**Required task**
Extract, from the records beneath this instruction, each line that contains the word "Softpedia".
--
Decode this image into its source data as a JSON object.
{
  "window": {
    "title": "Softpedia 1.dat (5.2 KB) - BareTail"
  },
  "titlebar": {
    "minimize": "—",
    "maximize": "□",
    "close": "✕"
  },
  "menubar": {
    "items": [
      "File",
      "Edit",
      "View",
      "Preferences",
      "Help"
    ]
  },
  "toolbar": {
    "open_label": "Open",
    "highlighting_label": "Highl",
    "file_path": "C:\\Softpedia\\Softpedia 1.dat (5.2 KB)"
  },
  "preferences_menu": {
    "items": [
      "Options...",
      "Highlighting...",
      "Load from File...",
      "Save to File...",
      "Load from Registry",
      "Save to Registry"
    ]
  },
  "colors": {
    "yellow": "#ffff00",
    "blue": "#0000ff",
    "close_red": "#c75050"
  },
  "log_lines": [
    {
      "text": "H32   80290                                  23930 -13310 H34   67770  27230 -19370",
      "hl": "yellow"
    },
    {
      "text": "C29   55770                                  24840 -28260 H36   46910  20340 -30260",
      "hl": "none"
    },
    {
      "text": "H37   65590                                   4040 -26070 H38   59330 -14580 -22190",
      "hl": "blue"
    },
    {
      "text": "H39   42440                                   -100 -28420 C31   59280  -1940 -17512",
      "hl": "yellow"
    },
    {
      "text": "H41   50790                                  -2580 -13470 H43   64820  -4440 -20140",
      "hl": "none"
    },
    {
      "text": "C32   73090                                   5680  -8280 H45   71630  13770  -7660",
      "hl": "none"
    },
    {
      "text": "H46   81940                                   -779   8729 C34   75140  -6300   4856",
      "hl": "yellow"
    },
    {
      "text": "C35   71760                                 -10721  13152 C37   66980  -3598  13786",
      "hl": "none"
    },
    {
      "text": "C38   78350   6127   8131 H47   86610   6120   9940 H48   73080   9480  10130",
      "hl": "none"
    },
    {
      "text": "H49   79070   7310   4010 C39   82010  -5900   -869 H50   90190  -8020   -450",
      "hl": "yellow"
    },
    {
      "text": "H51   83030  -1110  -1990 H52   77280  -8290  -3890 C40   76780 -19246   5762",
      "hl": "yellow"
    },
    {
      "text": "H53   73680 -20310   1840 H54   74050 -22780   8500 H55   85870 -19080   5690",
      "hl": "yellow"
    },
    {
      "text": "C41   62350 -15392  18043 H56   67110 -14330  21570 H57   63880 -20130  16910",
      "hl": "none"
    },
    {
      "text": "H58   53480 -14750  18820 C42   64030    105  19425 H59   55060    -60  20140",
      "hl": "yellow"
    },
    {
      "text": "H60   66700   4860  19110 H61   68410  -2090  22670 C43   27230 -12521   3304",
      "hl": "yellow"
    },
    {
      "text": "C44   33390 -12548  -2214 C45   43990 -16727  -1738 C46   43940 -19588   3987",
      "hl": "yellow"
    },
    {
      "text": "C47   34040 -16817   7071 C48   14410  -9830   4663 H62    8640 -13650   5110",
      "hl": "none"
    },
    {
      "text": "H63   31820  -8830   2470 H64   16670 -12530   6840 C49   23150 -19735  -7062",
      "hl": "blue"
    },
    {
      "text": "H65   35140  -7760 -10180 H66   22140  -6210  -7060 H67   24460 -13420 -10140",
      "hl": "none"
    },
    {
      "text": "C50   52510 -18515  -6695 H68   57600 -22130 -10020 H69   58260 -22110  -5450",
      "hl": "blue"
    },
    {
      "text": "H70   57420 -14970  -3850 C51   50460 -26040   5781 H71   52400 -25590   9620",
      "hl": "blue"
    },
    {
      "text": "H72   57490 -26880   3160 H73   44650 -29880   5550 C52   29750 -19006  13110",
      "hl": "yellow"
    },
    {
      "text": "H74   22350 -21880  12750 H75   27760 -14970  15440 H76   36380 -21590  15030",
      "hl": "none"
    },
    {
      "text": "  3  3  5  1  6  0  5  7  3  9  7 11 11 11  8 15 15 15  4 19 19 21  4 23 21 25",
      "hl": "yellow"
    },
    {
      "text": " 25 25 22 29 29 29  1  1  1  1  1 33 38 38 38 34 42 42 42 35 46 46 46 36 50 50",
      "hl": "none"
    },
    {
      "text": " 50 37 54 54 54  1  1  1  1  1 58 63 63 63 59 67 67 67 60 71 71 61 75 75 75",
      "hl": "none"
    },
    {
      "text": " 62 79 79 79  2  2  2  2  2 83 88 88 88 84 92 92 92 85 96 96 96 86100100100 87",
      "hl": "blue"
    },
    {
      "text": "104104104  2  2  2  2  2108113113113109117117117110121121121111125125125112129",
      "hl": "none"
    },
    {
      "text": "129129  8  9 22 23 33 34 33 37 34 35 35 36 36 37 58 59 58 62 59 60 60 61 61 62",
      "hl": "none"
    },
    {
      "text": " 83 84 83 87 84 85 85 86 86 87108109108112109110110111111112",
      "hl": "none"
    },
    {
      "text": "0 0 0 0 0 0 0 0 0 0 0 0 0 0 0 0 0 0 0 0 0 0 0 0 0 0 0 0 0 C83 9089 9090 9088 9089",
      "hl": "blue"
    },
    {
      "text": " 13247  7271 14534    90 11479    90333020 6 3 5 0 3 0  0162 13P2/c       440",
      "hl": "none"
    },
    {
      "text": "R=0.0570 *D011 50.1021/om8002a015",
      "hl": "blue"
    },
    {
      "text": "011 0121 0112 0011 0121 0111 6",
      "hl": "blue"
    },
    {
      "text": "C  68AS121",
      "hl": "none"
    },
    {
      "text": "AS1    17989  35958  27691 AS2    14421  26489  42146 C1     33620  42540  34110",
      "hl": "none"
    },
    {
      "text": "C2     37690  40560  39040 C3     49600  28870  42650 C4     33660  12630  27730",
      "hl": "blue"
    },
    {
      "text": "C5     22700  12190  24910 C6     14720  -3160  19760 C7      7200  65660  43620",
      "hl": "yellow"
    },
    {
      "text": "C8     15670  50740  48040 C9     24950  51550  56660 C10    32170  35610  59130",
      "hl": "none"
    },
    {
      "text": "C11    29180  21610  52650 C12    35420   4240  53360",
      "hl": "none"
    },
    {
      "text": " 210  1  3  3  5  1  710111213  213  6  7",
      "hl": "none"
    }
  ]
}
--
**Written answer**
    "title": "Softpedia 1.dat (5.2 KB) - BareTail"
    "file_path": "C:\\Softpedia\\Softpedia 1.dat (5.2 KB)"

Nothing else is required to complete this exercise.